Which lines contain the word "пространстве"? Return each of them as written.

###

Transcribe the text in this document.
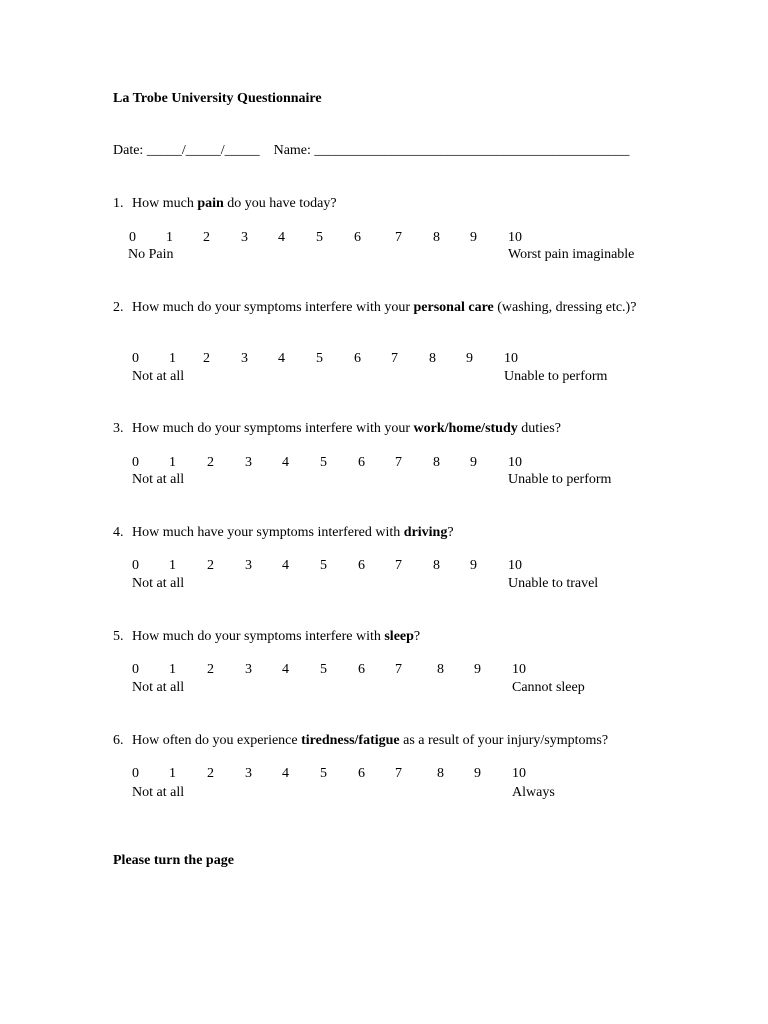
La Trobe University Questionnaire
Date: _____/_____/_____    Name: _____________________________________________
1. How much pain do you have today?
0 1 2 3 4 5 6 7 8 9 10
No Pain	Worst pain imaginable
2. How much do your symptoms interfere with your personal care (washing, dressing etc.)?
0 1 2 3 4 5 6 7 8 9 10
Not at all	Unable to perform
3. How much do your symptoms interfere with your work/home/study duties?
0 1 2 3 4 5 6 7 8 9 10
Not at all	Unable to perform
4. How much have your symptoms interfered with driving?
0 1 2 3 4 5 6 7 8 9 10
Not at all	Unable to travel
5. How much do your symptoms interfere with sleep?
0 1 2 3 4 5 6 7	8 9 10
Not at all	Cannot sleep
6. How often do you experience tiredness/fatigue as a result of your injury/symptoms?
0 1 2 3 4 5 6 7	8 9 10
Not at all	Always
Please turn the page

###

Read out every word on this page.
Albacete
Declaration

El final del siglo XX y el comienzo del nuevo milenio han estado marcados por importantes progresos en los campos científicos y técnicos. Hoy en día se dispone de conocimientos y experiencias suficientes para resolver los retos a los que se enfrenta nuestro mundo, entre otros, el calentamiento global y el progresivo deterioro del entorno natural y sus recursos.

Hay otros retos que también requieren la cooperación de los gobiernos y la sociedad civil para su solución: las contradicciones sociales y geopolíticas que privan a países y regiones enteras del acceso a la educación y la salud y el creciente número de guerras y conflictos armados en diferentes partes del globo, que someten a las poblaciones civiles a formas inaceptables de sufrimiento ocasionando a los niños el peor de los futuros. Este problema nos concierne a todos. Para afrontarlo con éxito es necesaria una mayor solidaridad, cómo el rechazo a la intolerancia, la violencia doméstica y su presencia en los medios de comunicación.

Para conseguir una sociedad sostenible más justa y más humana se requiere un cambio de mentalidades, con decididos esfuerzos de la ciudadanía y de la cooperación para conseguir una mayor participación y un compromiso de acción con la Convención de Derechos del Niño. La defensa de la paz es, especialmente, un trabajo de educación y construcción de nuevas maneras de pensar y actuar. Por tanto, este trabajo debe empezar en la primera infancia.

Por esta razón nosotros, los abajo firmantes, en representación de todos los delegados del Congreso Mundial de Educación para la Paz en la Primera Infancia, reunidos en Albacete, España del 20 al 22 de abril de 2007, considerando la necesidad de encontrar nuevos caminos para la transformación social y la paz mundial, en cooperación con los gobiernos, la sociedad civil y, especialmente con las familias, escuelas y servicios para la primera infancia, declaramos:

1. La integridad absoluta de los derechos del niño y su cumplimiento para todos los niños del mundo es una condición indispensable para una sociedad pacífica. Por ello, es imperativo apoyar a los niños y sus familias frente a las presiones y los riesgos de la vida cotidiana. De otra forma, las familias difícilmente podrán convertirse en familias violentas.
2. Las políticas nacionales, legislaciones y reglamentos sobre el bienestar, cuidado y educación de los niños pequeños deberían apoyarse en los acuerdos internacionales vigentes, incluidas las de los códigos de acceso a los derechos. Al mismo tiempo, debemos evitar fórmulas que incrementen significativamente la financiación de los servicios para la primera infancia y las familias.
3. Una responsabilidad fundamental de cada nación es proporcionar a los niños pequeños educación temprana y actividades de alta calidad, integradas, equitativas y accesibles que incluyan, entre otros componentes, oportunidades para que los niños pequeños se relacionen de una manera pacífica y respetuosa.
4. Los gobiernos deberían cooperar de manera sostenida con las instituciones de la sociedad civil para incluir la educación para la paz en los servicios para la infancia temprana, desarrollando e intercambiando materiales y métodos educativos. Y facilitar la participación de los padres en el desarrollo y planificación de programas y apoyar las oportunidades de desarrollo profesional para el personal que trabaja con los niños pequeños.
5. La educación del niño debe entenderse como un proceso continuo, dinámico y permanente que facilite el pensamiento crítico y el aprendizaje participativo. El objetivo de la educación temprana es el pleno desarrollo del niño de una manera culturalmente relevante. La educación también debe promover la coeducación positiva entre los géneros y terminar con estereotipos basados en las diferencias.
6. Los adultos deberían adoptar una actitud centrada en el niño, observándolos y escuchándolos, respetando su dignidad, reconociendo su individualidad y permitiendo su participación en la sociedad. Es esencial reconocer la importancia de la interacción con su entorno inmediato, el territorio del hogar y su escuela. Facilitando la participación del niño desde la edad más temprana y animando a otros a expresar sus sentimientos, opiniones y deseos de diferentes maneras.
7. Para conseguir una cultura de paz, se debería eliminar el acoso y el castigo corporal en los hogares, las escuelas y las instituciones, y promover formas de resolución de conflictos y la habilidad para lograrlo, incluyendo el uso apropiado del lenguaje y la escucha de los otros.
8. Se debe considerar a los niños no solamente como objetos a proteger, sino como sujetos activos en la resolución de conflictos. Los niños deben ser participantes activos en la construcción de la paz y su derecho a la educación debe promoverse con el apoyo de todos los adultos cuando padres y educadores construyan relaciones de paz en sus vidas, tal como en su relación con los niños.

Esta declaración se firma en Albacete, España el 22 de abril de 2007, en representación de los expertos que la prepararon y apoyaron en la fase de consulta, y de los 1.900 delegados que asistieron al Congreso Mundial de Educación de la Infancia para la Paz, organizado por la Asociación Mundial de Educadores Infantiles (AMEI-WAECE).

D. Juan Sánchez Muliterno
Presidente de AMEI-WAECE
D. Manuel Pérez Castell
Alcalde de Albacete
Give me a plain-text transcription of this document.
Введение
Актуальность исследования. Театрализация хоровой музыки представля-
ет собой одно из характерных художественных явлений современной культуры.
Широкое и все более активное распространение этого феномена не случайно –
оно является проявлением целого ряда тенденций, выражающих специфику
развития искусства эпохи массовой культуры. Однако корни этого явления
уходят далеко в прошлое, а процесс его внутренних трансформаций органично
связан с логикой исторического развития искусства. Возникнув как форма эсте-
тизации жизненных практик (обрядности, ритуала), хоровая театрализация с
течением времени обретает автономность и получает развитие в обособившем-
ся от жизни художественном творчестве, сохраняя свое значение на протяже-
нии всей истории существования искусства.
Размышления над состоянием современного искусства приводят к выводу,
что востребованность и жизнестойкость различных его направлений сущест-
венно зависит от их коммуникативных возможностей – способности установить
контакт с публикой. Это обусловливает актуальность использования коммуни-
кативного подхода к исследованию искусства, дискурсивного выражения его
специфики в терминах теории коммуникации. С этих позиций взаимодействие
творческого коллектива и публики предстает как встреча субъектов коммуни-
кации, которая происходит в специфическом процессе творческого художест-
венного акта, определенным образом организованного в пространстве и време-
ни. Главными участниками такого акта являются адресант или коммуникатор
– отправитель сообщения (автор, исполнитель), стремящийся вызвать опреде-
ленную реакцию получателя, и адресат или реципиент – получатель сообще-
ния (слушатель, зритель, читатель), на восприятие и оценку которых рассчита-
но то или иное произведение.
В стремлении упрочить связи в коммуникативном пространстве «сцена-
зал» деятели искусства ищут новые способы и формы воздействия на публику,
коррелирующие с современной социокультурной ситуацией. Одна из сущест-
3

###

> **Solution to the problem**
венного акта, определенным образом организованного в пространстве и време-
В стремлении упрочить связи в коммуникативном пространстве «сцена-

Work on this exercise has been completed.